■ Task directions: Identify all lines in the listing that include the word "Choice", and copy them out.

====

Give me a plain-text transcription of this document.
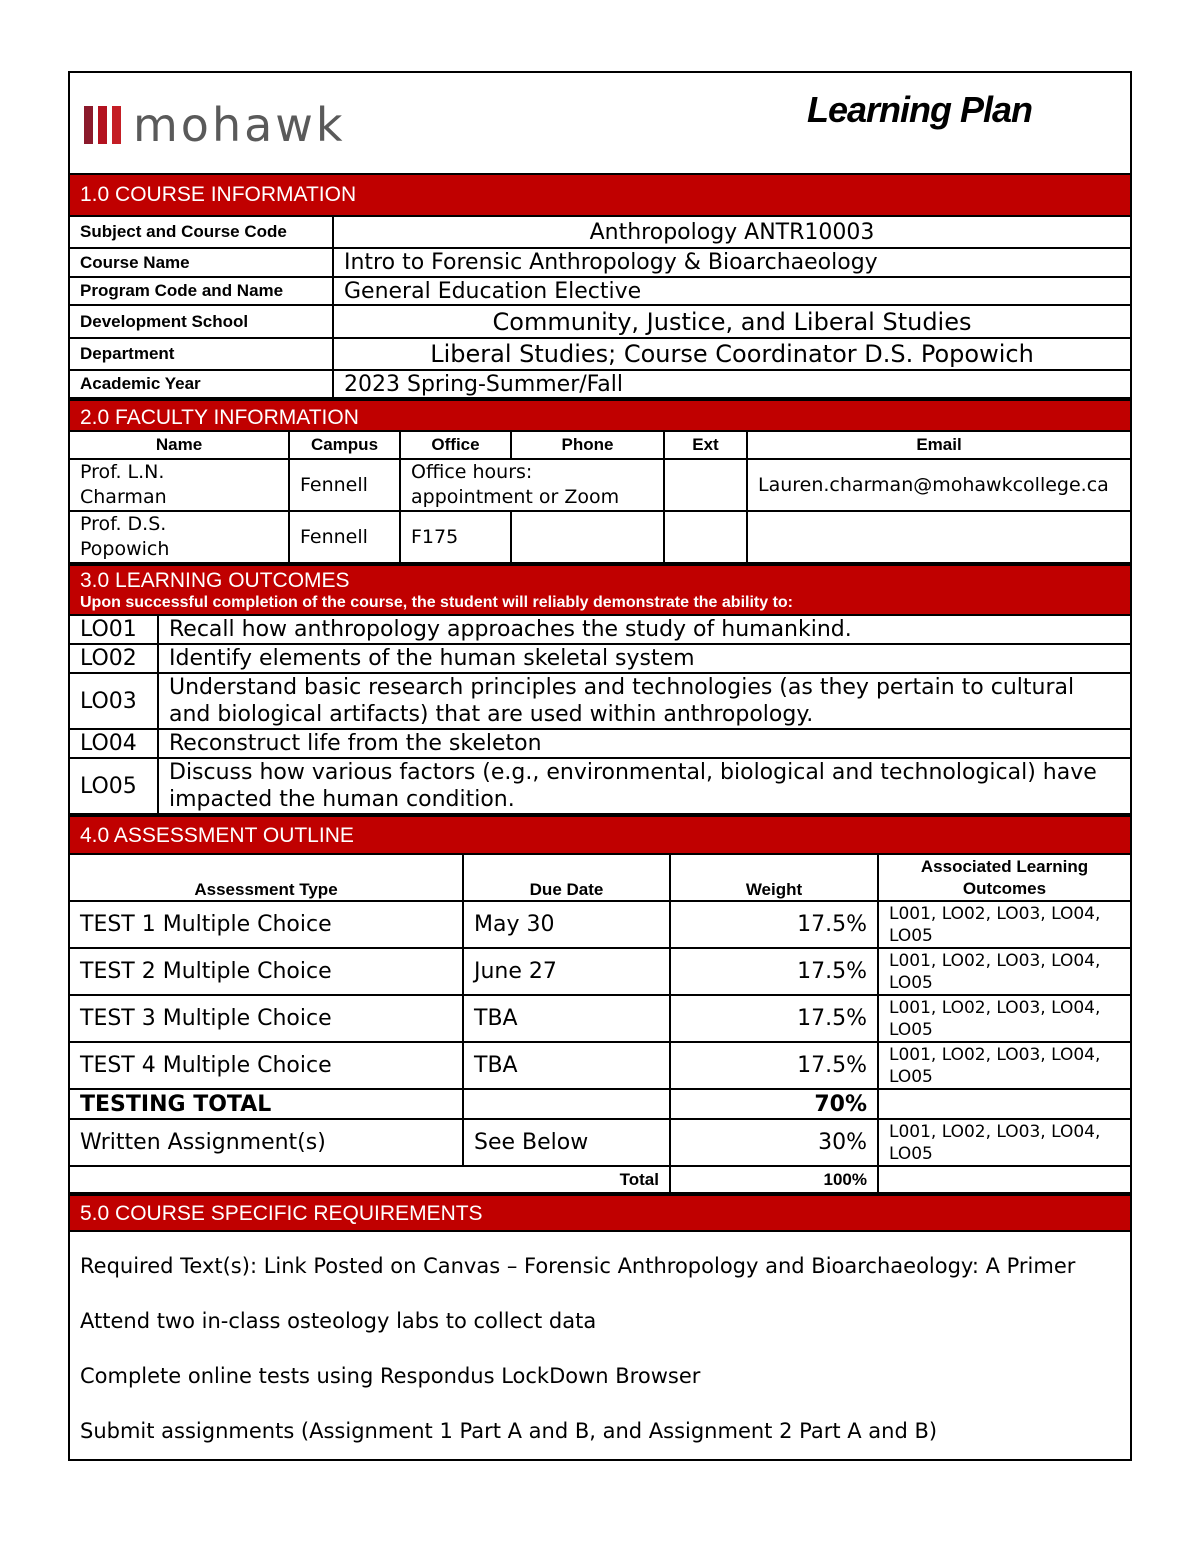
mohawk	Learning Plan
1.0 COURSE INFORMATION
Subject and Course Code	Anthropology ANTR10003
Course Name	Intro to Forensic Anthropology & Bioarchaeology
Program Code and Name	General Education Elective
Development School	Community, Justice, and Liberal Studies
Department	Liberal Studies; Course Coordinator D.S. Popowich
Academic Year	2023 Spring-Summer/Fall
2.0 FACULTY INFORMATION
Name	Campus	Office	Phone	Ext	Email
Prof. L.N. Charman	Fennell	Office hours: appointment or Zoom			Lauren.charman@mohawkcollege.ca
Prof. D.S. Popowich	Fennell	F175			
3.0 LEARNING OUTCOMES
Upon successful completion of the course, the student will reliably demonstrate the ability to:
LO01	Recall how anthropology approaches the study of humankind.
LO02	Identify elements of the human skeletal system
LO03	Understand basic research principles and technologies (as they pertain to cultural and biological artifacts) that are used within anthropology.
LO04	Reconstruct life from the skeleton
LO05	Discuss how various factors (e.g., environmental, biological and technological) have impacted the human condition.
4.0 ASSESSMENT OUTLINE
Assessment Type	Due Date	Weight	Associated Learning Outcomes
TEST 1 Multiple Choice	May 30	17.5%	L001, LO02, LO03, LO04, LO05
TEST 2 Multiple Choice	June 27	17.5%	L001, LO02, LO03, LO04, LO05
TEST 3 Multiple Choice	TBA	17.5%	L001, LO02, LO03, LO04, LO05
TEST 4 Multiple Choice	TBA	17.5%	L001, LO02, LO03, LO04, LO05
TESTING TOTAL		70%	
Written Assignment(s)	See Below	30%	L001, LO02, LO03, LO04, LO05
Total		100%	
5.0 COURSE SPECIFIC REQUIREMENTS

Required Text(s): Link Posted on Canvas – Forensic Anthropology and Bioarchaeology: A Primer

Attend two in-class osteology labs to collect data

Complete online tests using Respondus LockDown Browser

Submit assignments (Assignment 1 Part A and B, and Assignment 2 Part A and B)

====

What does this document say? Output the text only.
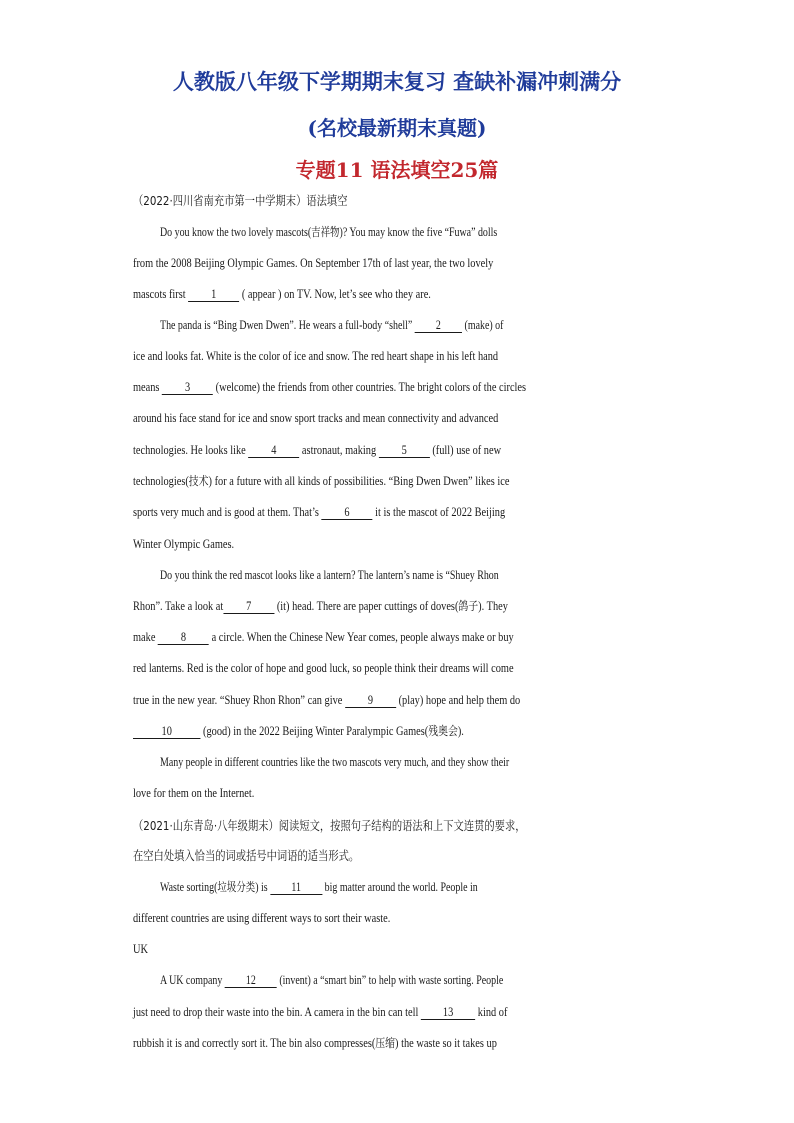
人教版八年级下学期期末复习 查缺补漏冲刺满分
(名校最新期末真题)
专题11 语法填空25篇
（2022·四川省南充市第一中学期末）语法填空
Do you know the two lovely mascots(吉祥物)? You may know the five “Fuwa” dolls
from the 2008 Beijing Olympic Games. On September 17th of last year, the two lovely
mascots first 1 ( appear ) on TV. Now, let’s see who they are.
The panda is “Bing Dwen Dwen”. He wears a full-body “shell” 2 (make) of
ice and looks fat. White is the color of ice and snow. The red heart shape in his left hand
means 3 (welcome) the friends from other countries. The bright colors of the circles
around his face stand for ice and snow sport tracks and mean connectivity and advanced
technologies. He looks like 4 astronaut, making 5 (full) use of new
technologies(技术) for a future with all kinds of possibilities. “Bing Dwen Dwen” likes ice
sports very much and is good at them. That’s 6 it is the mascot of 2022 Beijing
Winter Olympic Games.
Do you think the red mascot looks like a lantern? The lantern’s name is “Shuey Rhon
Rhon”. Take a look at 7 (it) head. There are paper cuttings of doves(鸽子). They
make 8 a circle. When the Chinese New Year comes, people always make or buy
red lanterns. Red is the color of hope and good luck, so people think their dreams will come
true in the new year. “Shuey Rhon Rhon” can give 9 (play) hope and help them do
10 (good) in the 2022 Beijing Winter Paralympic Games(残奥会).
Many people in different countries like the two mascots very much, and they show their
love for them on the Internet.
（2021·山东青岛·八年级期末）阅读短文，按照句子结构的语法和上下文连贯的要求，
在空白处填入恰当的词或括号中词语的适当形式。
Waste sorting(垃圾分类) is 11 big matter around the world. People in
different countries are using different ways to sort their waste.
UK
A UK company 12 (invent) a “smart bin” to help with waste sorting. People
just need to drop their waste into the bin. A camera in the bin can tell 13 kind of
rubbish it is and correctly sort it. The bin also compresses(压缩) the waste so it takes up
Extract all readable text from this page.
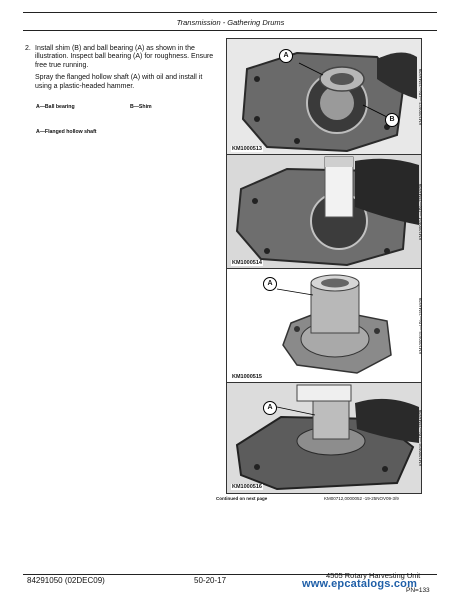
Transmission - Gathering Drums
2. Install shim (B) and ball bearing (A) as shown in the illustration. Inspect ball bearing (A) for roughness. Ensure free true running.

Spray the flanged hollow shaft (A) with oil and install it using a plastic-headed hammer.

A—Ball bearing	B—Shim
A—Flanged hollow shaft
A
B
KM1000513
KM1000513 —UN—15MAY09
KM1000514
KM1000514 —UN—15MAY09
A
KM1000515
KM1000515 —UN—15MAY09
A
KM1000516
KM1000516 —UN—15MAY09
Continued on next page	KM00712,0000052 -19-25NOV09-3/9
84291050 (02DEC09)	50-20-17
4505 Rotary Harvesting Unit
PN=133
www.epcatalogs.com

====

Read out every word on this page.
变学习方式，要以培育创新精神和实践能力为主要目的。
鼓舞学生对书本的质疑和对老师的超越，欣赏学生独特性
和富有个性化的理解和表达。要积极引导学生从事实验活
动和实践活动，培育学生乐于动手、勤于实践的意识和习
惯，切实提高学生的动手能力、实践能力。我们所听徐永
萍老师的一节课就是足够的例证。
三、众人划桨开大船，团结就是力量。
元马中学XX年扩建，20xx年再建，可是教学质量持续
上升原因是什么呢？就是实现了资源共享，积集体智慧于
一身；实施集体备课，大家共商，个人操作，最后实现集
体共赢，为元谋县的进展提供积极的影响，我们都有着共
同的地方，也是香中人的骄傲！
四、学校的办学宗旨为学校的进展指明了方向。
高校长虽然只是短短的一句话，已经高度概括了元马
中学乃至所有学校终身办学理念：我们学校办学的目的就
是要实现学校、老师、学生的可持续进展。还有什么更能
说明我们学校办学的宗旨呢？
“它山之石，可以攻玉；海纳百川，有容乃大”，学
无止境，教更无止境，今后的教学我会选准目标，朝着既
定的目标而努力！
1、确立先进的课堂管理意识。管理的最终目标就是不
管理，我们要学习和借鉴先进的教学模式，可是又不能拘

====

■ Exercise answer:
TEST 1 Multiple Choice	May 30	17.5%	L001, LO02, LO03, LO04, LO05
TEST 2 Multiple Choice	June 27	17.5%	L001, LO02, LO03, LO04, LO05
TEST 3 Multiple Choice	TBA	17.5%	L001, LO02, LO03, LO04, LO05
TEST 4 Multiple Choice	TBA	17.5%	L001, LO02, LO03, LO04, LO05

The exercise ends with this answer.